* Begin Data lines *

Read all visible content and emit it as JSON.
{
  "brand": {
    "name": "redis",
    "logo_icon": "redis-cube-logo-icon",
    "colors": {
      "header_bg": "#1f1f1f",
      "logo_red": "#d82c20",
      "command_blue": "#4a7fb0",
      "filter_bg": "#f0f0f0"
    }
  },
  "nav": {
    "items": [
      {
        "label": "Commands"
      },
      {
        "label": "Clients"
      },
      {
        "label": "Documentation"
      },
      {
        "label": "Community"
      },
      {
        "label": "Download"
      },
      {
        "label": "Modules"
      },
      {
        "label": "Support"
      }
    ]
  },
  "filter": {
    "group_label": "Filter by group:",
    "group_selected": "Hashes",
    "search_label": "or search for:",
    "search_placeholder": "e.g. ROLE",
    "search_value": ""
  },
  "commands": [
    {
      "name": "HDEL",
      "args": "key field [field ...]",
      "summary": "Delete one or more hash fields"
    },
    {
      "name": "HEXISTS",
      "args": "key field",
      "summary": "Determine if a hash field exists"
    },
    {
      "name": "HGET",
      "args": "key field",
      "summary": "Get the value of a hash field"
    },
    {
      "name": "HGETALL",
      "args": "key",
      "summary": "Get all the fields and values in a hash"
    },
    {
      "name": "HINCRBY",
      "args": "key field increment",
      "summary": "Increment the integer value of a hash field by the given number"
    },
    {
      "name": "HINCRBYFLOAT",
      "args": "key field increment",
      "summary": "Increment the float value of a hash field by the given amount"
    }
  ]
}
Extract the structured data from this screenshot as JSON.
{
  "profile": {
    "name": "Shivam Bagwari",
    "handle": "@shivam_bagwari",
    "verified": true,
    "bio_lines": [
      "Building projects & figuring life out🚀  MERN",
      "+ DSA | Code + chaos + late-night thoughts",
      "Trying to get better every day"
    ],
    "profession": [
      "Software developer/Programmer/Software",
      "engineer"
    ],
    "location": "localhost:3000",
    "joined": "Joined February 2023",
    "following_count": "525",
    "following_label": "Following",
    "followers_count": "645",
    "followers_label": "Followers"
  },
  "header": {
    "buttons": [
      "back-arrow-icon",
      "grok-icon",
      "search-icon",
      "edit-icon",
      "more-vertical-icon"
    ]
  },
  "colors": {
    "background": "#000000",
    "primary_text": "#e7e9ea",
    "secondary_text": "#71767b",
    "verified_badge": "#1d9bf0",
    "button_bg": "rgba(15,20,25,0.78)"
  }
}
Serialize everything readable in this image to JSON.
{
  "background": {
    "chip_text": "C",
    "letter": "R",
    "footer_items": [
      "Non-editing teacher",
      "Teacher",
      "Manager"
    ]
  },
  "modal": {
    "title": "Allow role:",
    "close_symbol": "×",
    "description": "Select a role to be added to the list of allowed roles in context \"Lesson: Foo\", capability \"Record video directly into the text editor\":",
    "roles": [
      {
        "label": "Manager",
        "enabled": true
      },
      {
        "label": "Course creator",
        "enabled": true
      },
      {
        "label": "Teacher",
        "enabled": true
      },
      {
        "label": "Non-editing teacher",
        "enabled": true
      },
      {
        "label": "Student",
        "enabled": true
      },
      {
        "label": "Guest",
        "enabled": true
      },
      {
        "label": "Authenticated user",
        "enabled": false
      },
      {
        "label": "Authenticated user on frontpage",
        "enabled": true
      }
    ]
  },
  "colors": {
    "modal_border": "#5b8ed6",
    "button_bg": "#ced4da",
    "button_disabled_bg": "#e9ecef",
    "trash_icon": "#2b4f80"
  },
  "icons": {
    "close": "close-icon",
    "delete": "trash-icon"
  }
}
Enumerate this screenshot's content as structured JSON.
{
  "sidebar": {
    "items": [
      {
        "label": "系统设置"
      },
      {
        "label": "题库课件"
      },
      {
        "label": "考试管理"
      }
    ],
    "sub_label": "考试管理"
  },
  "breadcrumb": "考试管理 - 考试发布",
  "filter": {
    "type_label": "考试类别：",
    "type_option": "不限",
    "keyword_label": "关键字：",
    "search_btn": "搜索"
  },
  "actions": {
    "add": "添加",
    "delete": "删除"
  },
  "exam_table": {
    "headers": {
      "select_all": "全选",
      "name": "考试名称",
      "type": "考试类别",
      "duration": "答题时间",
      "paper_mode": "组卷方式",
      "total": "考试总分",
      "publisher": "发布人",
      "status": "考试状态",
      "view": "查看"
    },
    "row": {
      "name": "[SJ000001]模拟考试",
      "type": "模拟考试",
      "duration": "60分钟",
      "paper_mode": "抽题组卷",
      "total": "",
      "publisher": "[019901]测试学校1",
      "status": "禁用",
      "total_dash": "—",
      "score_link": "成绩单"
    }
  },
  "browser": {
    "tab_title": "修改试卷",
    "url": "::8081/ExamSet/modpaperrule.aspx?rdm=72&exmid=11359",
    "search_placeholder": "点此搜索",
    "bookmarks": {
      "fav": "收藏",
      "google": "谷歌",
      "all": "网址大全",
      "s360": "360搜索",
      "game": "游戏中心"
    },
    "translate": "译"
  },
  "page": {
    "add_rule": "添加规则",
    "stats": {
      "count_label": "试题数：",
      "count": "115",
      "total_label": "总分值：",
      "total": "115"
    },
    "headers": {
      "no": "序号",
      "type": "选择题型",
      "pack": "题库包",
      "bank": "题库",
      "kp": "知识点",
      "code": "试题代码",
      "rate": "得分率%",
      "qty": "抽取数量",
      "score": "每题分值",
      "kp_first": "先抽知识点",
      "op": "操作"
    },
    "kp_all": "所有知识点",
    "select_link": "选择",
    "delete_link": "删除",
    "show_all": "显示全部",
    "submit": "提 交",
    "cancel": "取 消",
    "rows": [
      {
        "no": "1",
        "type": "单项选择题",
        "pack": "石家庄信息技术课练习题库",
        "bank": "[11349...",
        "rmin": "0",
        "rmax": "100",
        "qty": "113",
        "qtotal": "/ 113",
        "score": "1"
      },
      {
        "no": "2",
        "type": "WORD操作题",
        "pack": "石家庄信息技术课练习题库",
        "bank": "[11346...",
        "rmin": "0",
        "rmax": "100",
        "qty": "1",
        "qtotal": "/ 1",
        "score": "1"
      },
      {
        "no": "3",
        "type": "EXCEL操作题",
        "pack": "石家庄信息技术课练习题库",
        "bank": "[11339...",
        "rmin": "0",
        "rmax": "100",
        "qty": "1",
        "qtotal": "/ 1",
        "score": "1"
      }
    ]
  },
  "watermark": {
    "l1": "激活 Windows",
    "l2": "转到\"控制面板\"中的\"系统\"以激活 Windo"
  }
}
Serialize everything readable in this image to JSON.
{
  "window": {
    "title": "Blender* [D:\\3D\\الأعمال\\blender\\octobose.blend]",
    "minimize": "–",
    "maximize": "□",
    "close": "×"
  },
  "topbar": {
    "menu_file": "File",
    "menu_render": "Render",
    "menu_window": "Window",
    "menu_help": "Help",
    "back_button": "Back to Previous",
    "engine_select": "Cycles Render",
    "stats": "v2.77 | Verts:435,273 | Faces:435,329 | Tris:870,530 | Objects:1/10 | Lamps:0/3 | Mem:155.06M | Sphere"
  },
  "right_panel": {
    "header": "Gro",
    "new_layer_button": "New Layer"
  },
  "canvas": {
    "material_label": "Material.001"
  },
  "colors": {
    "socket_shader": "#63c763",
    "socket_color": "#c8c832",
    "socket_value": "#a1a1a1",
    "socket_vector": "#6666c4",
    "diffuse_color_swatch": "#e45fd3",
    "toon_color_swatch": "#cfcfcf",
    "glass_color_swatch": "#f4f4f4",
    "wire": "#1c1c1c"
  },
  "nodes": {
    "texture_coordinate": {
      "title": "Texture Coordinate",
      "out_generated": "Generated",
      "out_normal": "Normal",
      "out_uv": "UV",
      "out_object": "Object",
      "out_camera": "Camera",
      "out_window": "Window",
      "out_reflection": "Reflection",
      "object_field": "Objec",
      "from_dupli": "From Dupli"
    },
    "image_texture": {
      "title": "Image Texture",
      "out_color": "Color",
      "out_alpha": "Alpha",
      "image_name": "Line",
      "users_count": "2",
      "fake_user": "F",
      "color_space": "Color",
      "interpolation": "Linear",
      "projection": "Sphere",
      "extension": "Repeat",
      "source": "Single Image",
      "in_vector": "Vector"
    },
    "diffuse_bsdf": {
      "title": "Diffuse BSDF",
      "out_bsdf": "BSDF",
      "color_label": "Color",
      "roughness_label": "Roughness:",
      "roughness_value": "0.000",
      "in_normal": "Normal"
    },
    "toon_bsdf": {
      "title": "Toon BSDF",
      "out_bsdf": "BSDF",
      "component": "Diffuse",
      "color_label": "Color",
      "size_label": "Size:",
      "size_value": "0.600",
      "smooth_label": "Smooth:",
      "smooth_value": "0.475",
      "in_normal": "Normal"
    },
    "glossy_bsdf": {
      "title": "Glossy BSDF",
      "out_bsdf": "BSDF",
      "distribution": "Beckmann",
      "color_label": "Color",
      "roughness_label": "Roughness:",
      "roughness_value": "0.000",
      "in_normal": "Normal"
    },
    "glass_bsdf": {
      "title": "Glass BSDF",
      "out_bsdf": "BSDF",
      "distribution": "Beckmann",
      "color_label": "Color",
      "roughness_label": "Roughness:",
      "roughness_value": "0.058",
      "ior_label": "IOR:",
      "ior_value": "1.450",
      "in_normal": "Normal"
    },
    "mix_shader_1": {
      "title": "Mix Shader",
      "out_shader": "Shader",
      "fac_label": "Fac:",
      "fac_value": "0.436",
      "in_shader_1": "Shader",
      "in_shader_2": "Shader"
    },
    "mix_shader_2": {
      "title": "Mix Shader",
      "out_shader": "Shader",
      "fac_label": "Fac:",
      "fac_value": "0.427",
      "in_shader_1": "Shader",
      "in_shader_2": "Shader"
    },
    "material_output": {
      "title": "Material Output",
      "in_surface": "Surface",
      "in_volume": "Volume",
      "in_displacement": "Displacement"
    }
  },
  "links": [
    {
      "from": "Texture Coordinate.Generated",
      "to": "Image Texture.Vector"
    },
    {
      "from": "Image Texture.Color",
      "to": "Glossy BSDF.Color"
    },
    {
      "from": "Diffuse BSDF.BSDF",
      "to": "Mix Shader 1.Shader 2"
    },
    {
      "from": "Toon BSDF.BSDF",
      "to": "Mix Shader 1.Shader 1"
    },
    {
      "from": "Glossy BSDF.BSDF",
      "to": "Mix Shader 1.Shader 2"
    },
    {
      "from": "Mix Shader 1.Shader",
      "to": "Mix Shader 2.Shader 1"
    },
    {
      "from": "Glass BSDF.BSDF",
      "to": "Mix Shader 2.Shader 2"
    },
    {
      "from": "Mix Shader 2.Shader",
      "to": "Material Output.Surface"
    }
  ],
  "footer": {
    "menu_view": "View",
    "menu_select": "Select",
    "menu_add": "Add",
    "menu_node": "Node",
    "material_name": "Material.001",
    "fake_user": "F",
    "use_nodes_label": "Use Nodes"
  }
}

* End Data lines *

**Given problem:**
Show every line from the listing above in which the string "bank" appears.

**Solution for this task:**
      "bank": "题库",
        "bank": "[11349...",
        "bank": "[11346...",
        "bank": "[11339...",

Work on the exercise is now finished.